Return only the number of lines that hold "students".

________________________

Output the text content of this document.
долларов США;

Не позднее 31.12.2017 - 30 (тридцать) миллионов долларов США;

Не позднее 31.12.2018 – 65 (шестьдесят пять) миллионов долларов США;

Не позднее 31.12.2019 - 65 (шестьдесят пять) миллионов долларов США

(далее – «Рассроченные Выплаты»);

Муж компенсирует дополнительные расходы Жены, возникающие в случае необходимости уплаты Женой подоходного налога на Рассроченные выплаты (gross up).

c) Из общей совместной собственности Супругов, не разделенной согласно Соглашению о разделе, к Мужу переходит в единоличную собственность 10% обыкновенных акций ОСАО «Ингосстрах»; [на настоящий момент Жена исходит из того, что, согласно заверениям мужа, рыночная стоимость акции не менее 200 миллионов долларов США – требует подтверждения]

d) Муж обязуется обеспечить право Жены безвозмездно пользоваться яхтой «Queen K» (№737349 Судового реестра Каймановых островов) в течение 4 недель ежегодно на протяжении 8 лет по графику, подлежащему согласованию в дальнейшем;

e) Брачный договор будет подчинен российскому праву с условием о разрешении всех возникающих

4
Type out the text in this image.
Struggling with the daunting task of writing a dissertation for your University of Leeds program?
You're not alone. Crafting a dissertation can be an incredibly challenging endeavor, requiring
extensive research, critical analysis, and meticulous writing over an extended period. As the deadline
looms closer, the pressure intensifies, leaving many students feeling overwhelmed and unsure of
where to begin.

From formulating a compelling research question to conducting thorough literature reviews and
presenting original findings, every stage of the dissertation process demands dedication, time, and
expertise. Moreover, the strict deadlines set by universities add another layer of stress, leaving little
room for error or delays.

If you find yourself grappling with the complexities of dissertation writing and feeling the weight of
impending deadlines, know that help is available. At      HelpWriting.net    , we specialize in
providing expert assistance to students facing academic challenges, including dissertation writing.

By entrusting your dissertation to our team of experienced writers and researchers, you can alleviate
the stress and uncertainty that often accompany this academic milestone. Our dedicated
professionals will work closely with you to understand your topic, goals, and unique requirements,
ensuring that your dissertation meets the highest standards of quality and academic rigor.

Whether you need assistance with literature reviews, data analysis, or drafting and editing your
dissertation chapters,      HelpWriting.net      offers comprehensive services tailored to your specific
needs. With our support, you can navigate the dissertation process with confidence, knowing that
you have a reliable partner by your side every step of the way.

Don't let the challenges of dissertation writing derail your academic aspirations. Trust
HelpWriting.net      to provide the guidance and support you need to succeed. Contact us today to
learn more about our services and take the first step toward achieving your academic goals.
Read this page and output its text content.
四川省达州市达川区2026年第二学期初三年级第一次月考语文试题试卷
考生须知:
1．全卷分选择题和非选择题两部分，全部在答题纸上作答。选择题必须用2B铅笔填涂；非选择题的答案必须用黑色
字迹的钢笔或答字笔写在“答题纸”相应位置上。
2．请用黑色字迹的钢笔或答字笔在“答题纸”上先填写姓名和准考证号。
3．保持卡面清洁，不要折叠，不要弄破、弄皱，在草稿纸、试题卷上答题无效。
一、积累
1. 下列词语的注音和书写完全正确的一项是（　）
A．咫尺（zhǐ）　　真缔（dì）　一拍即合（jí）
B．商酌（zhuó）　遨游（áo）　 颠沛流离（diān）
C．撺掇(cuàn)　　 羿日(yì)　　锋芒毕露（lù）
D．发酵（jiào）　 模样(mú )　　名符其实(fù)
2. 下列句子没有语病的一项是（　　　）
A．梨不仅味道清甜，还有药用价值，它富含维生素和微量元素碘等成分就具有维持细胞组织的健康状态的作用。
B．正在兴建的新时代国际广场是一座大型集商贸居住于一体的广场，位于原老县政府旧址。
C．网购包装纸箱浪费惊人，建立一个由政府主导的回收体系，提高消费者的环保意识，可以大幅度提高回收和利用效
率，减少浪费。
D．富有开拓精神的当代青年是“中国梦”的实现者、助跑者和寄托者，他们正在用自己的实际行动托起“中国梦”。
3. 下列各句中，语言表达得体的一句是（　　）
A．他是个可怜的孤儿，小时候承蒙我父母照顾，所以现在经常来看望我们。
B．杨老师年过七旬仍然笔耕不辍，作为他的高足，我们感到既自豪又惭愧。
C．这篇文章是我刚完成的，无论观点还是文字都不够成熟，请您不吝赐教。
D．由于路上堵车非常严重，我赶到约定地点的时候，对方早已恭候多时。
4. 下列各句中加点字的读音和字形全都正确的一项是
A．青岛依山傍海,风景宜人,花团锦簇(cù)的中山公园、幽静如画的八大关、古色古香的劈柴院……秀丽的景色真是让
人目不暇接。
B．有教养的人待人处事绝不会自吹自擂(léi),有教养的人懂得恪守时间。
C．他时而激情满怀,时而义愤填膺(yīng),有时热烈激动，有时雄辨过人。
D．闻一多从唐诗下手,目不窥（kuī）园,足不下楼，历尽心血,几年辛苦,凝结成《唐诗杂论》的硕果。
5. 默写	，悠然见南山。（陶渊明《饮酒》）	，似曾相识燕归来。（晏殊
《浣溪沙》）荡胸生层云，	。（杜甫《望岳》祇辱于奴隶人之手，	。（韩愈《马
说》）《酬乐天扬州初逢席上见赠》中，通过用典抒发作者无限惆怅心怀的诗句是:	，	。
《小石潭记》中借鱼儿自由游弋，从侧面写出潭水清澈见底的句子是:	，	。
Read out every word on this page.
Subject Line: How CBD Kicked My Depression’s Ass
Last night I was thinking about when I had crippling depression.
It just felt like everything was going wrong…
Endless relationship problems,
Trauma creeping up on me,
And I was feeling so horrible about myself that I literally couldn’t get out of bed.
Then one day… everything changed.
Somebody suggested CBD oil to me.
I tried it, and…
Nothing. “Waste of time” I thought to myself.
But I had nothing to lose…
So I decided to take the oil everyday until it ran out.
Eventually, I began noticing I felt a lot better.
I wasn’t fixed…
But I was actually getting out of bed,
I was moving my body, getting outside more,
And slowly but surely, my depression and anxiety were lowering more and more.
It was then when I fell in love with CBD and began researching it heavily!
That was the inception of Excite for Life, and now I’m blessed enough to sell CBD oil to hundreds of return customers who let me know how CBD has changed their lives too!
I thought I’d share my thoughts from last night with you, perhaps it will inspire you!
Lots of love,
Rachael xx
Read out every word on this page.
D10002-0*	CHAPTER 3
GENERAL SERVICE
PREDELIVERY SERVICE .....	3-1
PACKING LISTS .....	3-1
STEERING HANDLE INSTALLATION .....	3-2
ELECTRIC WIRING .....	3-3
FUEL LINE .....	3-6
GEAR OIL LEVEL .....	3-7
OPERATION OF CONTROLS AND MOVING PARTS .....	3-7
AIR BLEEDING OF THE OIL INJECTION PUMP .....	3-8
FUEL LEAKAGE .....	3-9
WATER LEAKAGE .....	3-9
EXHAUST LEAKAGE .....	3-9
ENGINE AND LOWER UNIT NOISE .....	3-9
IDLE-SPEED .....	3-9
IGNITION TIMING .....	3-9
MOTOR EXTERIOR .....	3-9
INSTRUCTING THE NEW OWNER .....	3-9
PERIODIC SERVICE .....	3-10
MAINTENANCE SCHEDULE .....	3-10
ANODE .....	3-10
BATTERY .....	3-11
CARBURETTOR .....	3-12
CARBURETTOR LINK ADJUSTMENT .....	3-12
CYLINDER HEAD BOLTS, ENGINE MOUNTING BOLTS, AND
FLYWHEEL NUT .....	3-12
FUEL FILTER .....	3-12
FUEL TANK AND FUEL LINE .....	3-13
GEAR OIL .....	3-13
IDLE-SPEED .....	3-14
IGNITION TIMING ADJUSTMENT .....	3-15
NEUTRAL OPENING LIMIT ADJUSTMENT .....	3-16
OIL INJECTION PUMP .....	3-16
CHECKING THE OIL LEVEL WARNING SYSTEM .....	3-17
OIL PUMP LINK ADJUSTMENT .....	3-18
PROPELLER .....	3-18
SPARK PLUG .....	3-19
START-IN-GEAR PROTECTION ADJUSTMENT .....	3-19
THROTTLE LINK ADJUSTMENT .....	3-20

________________________

▶ [Completed task]:
2